EXERCISE TASK - Select the lines that contain "المعاني" and copy each of them.

DATA SHOWN -

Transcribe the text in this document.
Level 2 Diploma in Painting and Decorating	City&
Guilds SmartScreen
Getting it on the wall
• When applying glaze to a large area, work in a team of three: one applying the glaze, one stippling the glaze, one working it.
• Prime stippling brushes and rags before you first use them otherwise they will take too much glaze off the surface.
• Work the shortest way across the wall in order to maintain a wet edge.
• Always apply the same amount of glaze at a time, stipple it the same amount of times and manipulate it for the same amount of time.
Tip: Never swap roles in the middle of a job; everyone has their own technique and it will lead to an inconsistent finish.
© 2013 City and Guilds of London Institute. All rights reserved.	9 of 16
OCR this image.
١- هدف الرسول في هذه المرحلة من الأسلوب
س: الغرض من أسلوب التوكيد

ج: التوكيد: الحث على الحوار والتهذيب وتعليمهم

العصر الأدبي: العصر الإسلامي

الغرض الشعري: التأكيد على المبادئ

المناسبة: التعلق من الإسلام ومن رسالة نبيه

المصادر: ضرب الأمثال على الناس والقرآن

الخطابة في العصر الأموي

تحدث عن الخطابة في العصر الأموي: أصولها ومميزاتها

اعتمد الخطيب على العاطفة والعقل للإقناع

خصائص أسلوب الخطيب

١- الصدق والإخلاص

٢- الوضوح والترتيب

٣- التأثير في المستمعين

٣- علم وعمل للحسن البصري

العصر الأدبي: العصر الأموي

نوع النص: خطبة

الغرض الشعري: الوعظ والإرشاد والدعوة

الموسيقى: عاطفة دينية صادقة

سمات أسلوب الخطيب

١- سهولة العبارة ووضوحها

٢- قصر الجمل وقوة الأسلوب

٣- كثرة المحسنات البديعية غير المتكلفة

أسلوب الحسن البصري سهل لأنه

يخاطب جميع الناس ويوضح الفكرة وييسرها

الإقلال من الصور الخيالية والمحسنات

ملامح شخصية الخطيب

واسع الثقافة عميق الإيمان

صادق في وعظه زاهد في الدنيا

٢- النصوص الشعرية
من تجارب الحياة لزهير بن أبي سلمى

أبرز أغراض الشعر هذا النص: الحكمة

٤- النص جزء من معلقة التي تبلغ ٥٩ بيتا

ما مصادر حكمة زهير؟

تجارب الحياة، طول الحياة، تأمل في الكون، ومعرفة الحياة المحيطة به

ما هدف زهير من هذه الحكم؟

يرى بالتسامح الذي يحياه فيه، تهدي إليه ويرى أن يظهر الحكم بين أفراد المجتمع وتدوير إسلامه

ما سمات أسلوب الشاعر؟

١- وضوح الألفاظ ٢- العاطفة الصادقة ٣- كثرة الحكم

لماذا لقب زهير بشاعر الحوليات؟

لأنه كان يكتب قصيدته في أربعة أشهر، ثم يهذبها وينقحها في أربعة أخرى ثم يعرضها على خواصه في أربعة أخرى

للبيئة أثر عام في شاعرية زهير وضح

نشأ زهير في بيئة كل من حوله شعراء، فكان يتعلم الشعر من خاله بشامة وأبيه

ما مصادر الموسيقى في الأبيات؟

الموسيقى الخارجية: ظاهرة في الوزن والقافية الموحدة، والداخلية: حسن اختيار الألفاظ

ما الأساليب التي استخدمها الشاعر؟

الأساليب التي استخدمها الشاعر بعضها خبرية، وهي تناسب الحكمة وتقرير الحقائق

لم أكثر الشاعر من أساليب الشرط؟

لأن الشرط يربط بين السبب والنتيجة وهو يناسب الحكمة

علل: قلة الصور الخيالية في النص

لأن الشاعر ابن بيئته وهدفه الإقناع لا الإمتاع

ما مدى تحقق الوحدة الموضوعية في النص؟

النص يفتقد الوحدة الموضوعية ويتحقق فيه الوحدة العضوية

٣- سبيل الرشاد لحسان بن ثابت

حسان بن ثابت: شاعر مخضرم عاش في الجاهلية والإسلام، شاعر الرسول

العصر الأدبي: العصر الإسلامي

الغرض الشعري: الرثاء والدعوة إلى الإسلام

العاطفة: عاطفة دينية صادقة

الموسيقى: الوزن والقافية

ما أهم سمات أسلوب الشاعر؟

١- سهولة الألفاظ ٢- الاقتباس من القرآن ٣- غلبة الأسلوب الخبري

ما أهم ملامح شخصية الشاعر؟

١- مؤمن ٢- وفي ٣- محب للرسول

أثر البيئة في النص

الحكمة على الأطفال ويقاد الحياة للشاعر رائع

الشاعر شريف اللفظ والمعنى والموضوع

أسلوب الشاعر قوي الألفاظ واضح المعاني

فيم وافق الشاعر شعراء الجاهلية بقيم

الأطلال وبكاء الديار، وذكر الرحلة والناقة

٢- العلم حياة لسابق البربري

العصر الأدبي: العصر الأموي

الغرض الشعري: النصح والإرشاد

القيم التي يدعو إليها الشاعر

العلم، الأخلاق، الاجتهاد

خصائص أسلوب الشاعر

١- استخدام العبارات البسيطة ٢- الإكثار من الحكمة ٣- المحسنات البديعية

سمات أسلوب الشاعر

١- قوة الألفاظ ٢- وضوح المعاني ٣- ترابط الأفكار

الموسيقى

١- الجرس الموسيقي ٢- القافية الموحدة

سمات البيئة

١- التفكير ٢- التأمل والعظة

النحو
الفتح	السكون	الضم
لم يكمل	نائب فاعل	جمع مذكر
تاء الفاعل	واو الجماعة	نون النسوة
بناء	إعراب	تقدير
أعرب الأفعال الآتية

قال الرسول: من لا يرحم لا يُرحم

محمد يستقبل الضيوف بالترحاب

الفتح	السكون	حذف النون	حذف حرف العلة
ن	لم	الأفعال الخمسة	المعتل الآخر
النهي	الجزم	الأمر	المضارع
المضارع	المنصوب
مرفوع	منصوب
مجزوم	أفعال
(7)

IN RESPONSE -
أسلوب الشاعر قوي الألفاظ واضح المعاني
١- قوة الألفاظ ٢- وضوح المعاني ٣- ترابط الأفكار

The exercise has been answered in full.